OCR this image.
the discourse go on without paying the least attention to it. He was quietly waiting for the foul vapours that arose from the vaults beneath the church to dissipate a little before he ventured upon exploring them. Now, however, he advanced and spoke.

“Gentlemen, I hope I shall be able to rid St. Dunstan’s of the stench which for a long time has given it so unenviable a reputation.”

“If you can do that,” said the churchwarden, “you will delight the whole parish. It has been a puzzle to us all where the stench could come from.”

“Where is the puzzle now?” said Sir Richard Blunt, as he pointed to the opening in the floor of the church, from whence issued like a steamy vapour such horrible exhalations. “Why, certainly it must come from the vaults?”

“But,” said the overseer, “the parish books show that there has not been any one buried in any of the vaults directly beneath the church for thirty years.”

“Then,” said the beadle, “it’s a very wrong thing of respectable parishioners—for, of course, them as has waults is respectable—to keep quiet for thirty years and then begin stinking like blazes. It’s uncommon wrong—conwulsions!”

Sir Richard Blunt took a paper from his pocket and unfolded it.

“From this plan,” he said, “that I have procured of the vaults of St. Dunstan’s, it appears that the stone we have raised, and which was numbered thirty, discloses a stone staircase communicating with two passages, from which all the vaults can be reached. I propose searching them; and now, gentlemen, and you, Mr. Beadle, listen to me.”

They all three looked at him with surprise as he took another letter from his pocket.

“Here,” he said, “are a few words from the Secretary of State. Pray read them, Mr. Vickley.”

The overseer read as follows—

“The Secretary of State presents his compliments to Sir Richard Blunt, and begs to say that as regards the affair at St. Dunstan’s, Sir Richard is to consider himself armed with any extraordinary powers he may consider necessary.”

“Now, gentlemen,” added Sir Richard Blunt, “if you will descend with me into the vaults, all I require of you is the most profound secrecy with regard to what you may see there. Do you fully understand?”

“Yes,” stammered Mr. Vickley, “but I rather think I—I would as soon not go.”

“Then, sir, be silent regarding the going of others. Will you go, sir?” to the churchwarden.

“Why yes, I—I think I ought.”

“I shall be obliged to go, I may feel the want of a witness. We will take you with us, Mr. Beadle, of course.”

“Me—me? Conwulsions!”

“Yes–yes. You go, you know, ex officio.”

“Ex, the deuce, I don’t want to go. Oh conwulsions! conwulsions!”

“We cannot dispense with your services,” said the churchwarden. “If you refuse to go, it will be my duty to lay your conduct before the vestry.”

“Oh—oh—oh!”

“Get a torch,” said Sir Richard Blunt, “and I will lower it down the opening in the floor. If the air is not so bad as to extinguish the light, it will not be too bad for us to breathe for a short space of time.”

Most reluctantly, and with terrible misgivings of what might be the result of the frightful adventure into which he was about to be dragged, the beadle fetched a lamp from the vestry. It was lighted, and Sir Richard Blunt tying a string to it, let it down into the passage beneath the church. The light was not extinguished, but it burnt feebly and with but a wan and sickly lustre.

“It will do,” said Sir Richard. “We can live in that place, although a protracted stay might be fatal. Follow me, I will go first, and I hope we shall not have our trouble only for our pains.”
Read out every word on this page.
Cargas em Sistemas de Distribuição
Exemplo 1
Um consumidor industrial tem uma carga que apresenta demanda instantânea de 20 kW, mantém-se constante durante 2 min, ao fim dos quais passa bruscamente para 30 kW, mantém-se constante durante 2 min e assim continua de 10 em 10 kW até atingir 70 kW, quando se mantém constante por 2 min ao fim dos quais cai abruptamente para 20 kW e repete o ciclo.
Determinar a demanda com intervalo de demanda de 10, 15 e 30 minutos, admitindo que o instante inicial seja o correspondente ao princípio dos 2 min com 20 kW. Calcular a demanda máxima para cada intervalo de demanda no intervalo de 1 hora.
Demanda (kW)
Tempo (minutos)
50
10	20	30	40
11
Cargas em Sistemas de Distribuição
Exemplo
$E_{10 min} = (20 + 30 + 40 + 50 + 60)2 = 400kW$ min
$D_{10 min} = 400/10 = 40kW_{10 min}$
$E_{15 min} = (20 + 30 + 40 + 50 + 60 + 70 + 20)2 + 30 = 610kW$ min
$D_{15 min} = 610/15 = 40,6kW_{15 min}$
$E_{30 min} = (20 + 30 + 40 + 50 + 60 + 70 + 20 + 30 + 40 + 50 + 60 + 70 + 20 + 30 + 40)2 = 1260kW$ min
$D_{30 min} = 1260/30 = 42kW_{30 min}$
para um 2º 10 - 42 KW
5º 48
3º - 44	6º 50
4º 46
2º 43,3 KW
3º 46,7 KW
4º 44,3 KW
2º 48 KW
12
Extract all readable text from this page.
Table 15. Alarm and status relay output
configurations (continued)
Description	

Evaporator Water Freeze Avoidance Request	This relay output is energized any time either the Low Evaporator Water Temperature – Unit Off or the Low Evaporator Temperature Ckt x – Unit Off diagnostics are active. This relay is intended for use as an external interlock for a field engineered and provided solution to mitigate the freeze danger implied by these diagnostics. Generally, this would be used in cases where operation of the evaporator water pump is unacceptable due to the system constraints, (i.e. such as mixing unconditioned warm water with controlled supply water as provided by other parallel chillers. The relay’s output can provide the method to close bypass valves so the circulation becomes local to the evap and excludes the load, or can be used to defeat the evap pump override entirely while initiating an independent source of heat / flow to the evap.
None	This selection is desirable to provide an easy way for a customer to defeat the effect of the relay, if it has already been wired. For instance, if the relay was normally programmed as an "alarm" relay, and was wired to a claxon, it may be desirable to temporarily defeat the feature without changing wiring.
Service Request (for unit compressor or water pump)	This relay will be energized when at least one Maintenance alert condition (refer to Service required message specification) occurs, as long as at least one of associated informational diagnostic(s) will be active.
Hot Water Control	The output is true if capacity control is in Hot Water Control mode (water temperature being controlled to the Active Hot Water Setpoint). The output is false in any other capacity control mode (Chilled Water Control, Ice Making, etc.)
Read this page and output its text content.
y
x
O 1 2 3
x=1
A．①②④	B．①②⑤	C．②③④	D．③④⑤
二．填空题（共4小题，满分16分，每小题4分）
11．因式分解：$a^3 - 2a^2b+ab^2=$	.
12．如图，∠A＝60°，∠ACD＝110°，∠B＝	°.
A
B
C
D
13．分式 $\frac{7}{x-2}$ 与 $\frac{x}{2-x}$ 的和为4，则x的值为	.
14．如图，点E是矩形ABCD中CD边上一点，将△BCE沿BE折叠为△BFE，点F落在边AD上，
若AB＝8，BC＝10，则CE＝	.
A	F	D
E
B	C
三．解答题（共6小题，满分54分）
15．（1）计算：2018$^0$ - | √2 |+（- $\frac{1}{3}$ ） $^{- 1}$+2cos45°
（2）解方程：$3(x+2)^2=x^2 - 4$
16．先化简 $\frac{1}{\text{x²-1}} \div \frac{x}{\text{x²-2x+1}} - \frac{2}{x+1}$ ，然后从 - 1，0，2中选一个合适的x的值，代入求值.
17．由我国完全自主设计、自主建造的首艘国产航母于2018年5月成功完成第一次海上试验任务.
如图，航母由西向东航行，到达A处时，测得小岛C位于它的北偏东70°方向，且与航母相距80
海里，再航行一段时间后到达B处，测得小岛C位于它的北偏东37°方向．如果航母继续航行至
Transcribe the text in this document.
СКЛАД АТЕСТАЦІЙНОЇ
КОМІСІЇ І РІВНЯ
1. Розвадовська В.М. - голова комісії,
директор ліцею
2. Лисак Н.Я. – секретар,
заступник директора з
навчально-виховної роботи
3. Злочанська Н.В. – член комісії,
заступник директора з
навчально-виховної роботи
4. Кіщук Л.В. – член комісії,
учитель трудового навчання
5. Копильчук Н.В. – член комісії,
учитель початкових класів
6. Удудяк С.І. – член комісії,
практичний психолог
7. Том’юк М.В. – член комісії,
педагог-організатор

**********

■ **What to work on**
Print the material once more, exactly.

■ **Answer for the task**
OCR this image.
the discourse go on without paying the least attention to it. He was quietly waiting for the foul vapours that arose from the vaults beneath the church to dissipate a little before he ventured upon exploring them. Now, however, he advanced and spoke.

“Gentlemen, I hope I shall be able to rid St. Dunstan’s of the stench which for a long time has given it so unenviable a reputation.”

“If you can do that,” said the churchwarden, “you will delight the whole parish. It has been a puzzle to us all where the stench could come from.”

“Where is the puzzle now?” said Sir Richard Blunt, as he pointed to the opening in the floor of the church, from whence issued like a steamy vapour such horrible exhalations. “Why, certainly it must come from the vaults?”

“But,” said the overseer, “the parish books show that there has not been any one buried in any of the vaults directly beneath the church for thirty years.”

“Then,” said the beadle, “it’s a very wrong thing of respectable parishioners—for, of course, them as has waults is respectable—to keep quiet for thirty years and then begin stinking like blazes. It’s uncommon wrong—conwulsions!”

Sir Richard Blunt took a paper from his pocket and unfolded it.

“From this plan,” he said, “that I have procured of the vaults of St. Dunstan’s, it appears that the stone we have raised, and which was numbered thirty, discloses a stone staircase communicating with two passages, from which all the vaults can be reached. I propose searching them; and now, gentlemen, and you, Mr. Beadle, listen to me.”

They all three looked at him with surprise as he took another letter from his pocket.

“Here,” he said, “are a few words from the Secretary of State. Pray read them, Mr. Vickley.”

The overseer read as follows—

“The Secretary of State presents his compliments to Sir Richard Blunt, and begs to say that as regards the affair at St. Dunstan’s, Sir Richard is to consider himself armed with any extraordinary powers he may consider necessary.”

“Now, gentlemen,” added Sir Richard Blunt, “if you will descend with me into the vaults, all I require of you is the most profound secrecy with regard to what you may see there. Do you fully understand?”

“Yes,” stammered Mr. Vickley, “but I rather think I—I would as soon not go.”

“Then, sir, be silent regarding the going of others. Will you go, sir?” to the churchwarden.

“Why yes, I—I think I ought.”

“I shall be obliged to go, I may feel the want of a witness. We will take you with us, Mr. Beadle, of course.”

“Me—me? Conwulsions!”

“Yes–yes. You go, you know, ex officio.”

“Ex, the deuce, I don’t want to go. Oh conwulsions! conwulsions!”

“We cannot dispense with your services,” said the churchwarden. “If you refuse to go, it will be my duty to lay your conduct before the vestry.”

“Oh—oh—oh!”

“Get a torch,” said Sir Richard Blunt, “and I will lower it down the opening in the floor. If the air is not so bad as to extinguish the light, it will not be too bad for us to breathe for a short space of time.”

Most reluctantly, and with terrible misgivings of what might be the result of the frightful adventure into which he was about to be dragged, the beadle fetched a lamp from the vestry. It was lighted, and Sir Richard Blunt tying a string to it, let it down into the passage beneath the church. The light was not extinguished, but it burnt feebly and with but a wan and sickly lustre.

“It will do,” said Sir Richard. “We can live in that place, although a protracted stay might be fatal. Follow me, I will go first, and I hope we shall not have our trouble only for our pains.”
Read out every word on this page.
Cargas em Sistemas de Distribuição
Exemplo 1
Um consumidor industrial tem uma carga que apresenta demanda instantânea de 20 kW, mantém-se constante durante 2 min, ao fim dos quais passa bruscamente para 30 kW, mantém-se constante durante 2 min e assim continua de 10 em 10 kW até atingir 70 kW, quando se mantém constante por 2 min ao fim dos quais cai abruptamente para 20 kW e repete o ciclo.
Determinar a demanda com intervalo de demanda de 10, 15 e 30 minutos, admitindo que o instante inicial seja o correspondente ao princípio dos 2 min com 20 kW. Calcular a demanda máxima para cada intervalo de demanda no intervalo de 1 hora.
Demanda (kW)
Tempo (minutos)
50
10	20	30	40
11
Cargas em Sistemas de Distribuição
Exemplo
$E_{10 min} = (20 + 30 + 40 + 50 + 60)2 = 400kW$ min
$D_{10 min} = 400/10 = 40kW_{10 min}$
$E_{15 min} = (20 + 30 + 40 + 50 + 60 + 70 + 20)2 + 30 = 610kW$ min
$D_{15 min} = 610/15 = 40,6kW_{15 min}$
$E_{30 min} = (20 + 30 + 40 + 50 + 60 + 70 + 20 + 30 + 40 + 50 + 60 + 70 + 20 + 30 + 40)2 = 1260kW$ min
$D_{30 min} = 1260/30 = 42kW_{30 min}$
para um 2º 10 - 42 KW
5º 48
3º - 44	6º 50
4º 46
2º 43,3 KW
3º 46,7 KW
4º 44,3 KW
2º 48 KW
12
Extract all readable text from this page.
Table 15. Alarm and status relay output
configurations (continued)
Description	

Evaporator Water Freeze Avoidance Request	This relay output is energized any time either the Low Evaporator Water Temperature – Unit Off or the Low Evaporator Temperature Ckt x – Unit Off diagnostics are active. This relay is intended for use as an external interlock for a field engineered and provided solution to mitigate the freeze danger implied by these diagnostics. Generally, this would be used in cases where operation of the evaporator water pump is unacceptable due to the system constraints, (i.e. such as mixing unconditioned warm water with controlled supply water as provided by other parallel chillers. The relay’s output can provide the method to close bypass valves so the circulation becomes local to the evap and excludes the load, or can be used to defeat the evap pump override entirely while initiating an independent source of heat / flow to the evap.
None	This selection is desirable to provide an easy way for a customer to defeat the effect of the relay, if it has already been wired. For instance, if the relay was normally programmed as an "alarm" relay, and was wired to a claxon, it may be desirable to temporarily defeat the feature without changing wiring.
Service Request (for unit compressor or water pump)	This relay will be energized when at least one Maintenance alert condition (refer to Service required message specification) occurs, as long as at least one of associated informational diagnostic(s) will be active.
Hot Water Control	The output is true if capacity control is in Hot Water Control mode (water temperature being controlled to the Active Hot Water Setpoint). The output is false in any other capacity control mode (Chilled Water Control, Ice Making, etc.)
Read this page and output its text content.
y
x
O 1 2 3
x=1
A．①②④	B．①②⑤	C．②③④	D．③④⑤
二．填空题（共4小题，满分16分，每小题4分）
11．因式分解：$a^3 - 2a^2b+ab^2=$	.
12．如图，∠A＝60°，∠ACD＝110°，∠B＝	°.
A
B
C
D
13．分式 $\frac{7}{x-2}$ 与 $\frac{x}{2-x}$ 的和为4，则x的值为	.
14．如图，点E是矩形ABCD中CD边上一点，将△BCE沿BE折叠为△BFE，点F落在边AD上，
若AB＝8，BC＝10，则CE＝	.
A	F	D
E
B	C
三．解答题（共6小题，满分54分）
15．（1）计算：2018$^0$ - | √2 |+（- $\frac{1}{3}$ ） $^{- 1}$+2cos45°
（2）解方程：$3(x+2)^2=x^2 - 4$
16．先化简 $\frac{1}{\text{x²-1}} \div \frac{x}{\text{x²-2x+1}} - \frac{2}{x+1}$ ，然后从 - 1，0，2中选一个合适的x的值，代入求值.
17．由我国完全自主设计、自主建造的首艘国产航母于2018年5月成功完成第一次海上试验任务.
如图，航母由西向东航行，到达A处时，测得小岛C位于它的北偏东70°方向，且与航母相距80
海里，再航行一段时间后到达B处，测得小岛C位于它的北偏东37°方向．如果航母继续航行至
Transcribe the text in this document.
СКЛАД АТЕСТАЦІЙНОЇ
КОМІСІЇ І РІВНЯ
1. Розвадовська В.М. - голова комісії,
директор ліцею
2. Лисак Н.Я. – секретар,
заступник директора з
навчально-виховної роботи
3. Злочанська Н.В. – член комісії,
заступник директора з
навчально-виховної роботи
4. Кіщук Л.В. – член комісії,
учитель трудового навчання
5. Копильчук Н.В. – член комісії,
учитель початкових класів
6. Удудяк С.І. – член комісії,
практичний психолог
7. Том’юк М.В. – член комісії,
педагог-організатор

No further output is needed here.